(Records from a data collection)
━━━━━━
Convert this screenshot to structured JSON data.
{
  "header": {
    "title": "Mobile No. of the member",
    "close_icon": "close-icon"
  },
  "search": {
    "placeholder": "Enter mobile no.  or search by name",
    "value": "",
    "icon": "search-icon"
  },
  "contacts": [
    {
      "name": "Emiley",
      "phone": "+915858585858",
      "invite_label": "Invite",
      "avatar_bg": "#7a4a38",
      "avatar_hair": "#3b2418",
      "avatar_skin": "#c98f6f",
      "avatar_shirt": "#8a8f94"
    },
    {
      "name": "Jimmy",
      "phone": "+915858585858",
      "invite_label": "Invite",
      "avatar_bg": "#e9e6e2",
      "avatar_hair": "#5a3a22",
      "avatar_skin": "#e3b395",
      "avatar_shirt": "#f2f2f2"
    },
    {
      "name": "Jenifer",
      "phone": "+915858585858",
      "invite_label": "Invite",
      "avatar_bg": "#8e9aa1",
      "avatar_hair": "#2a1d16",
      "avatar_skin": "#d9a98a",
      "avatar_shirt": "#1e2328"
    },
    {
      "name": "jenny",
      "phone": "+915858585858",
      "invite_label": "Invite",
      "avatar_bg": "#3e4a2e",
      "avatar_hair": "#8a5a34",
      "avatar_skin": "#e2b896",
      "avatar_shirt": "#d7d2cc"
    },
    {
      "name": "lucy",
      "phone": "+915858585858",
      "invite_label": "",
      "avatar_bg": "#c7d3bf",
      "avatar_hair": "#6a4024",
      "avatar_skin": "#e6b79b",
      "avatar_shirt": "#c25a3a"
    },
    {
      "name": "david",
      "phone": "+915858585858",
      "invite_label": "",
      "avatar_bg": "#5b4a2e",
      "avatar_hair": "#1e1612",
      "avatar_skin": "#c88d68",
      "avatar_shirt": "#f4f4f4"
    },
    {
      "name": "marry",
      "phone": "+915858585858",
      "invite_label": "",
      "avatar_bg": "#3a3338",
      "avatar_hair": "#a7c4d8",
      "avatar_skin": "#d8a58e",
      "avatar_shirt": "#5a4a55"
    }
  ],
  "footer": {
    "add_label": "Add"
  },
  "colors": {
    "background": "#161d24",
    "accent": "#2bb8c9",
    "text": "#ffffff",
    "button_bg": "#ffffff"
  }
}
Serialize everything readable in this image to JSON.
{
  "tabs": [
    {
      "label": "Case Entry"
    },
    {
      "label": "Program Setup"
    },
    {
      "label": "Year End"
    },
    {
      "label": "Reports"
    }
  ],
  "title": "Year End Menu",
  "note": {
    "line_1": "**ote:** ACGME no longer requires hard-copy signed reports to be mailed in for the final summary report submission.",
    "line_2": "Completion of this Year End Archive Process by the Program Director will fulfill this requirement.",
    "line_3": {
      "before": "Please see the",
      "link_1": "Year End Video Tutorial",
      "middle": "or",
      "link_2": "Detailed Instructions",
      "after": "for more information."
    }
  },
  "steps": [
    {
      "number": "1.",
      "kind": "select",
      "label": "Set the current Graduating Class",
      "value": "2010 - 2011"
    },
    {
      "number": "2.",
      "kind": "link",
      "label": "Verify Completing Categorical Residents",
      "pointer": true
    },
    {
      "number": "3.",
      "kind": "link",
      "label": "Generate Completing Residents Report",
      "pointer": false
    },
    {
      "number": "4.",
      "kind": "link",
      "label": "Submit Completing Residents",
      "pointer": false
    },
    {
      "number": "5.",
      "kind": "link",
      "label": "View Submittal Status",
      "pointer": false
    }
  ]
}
━━━━━━
Gather each line of the listing that holds the string "Residents".

      "label": "Verify Completing Categorical Residents",
      "label": "Generate Completing Residents Report",
      "label": "Submit Completing Residents",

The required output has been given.